Extrait du document:
━━━━━━━━━━
Le Régionalisme est la corde d’hypocrisie par laquelle, les uns accusant les autres, comptent les ligoter politiquement pour mieux s’y adonner eux-mêmes. C’est dire que les accusations de régionalisme à l’emporte-pièce, sans tenir compte des réalités de notre culture, surtout lorsqu’elles sont proférées par des gens dont le niveau d’instruction est suffisamment avancé pour les mettre à l’abri de prénotions idiotes, ces accusations, disons-nous, sont au mieux de la mauvaise foi, au pire une tactique hypocrite, d’endormissement et de culpabilisation de l’adversaire. C’est aussi un épouvantail moral et politique qui cache et effraie au moment où sévissent d’autres vices et dérives autrement plus dangereux pour la Démocratie ; par exemple, l’achat de vote, qu’il faut distinguer de l’achat de conscience, même si l’un peut entraîner l’autre.
L’achat de conscience est souvent le fait d’hommes politiques établis, qui succombent à la tentation de l’argent ou des faveurs dans une culture où la politique est tenue pour une entreprise à but lucratif, génératrice de richesse et source d’enrichissement personnel. Certes, l’homme politique ou institutionnel qui vend ainsi sa conscience dans le contexte du jeu démocratique la vend contre les faveurs inhérentes à sa position ou la promesse de mettre à la disposition de l’acheteur des voix tribales, ethniques ou régionales dont il s’estime propriétaire. Et cette façon de s’estimer naturellement propriétaire de voix ethniques ou régionales, c’est ce qu’on appelle régionalisme.
L’achat de vote, bien qu’il en soit la conséquence, est différent de l’achat de conscience en ce qu’il s’adresse et met en jeu la masse souvent analphabète peu ou pas instruite, docile ou cynique du peuple. En plus, l’achat de vote est circonscrit à un événement précis, et ne constitue pas un acte de fidélité durable. On reçoit de l’argent, des faveurs ou des biens matériels (nourriture, vêtements, téléphone, matériaux de construction, etc..) lors d’une élection avec la consigne de voter pour un tel. Parfois, pour s’en assurer l’effectivité, ces achats sont faits sous serment occulte avec la menace d’en subir la foudre en cas de duplicité.
Quoi qu’il en soit, l’achat de vote est nuisible à la démocratie dans ce qu’elle a de fondamental : le principe d’un homme une voix. L’achat de vote transforme la démocratie en un système de vote censitaire sous des apparences parodiques de la démocratie. Ceux qui vont voter sur consigne tarifée ne votent pas pour eux-mêmes, mais votent par procuration pour celui qui a acheté leur vote. Ils ne laissent pas s’exprimer le principe d’un homme une voix, mais le principe de marchandisation du vote. Or qui dit marchandisation dit dessaisissement, aliénation, inconscience.
━━━━━━━━━━
Données fournies:
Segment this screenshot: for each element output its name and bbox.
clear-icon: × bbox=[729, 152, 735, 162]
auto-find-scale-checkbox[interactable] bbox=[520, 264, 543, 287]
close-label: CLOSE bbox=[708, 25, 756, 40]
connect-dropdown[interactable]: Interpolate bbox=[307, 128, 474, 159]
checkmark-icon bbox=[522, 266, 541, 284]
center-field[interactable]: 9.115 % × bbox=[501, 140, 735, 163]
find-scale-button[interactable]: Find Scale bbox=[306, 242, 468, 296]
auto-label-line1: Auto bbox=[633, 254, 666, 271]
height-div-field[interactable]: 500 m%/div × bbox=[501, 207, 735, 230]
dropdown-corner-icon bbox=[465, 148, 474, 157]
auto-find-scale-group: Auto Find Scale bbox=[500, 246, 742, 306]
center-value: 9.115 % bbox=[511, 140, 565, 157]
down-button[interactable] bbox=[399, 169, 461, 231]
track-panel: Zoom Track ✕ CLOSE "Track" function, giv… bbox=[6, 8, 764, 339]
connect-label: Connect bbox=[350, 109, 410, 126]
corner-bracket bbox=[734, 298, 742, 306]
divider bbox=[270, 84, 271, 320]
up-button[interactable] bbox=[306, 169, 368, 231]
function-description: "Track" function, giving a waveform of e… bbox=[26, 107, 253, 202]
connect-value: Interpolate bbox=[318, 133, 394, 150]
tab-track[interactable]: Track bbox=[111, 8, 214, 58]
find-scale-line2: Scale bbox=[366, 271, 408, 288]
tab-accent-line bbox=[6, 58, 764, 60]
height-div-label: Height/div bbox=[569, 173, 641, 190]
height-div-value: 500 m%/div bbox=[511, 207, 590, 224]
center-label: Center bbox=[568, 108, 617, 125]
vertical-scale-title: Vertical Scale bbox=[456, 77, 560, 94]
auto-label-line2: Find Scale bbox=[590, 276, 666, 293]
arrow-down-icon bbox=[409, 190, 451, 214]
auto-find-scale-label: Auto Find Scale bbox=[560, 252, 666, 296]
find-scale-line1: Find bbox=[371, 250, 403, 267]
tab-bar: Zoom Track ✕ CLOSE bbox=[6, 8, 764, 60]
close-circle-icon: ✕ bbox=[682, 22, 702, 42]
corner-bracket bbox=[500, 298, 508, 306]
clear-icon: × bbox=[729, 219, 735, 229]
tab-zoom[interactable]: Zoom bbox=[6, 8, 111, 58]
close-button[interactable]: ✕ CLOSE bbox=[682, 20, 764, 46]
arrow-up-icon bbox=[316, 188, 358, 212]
━━━━━━━━━━
Liste des tâches:
[A] Pouvez-vous reprendre l'extrait sur le régionalisme entre « Le Régionalisme est » et « peut entraîner l’autre. », inclus, en remplaçant « épouvantail » par « repoussoir » ?
[B] D'après l'extrait sur le régionalisme :
(i) Comment appelle-t-on la façon de s'estimer naturellement propriétaire de voix ethniques ou régionales ?
(ii) Quels biens matériels sont cités comme pouvant être reçus lors d'une élection ?
(iii) Quel principe fondamental de la démocratie l'achat de vote met-il à mal ?

Les réponses:
[A]
Le Régionalisme est la corde d’hypocrisie par laquelle, les uns accusant les autres, comptent les ligoter politiquement pour mieux s’y adonner eux-mêmes. C’est dire que les accusations de régionalisme à l’emporte-pièce, sans tenir compte des réalités de notre culture, surtout lorsqu’elles sont proférées par des gens dont le niveau d’instruction est suffisamment avancé pour les mettre à l’abri de prénotions idiotes, ces accusations, disons-nous, sont au mieux de la mauvaise foi, au pire une tactique hypocrite, d’endormissement et de culpabilisation de l’adversaire. C’est aussi un repoussoir moral et politique qui cache et effraie au moment où sévissent d’autres vices et dérives autrement plus dangereux pour la Démocratie ; par exemple, l’achat de vote, qu’il faut distinguer de l’achat de conscience, même si l’un peut entraîner l’autre.

[B]
(i) Le régionalisme.
(ii) La nourriture, les vêtements, le téléphone et les matériaux de construction.
(iii) Le principe d'un homme une voix.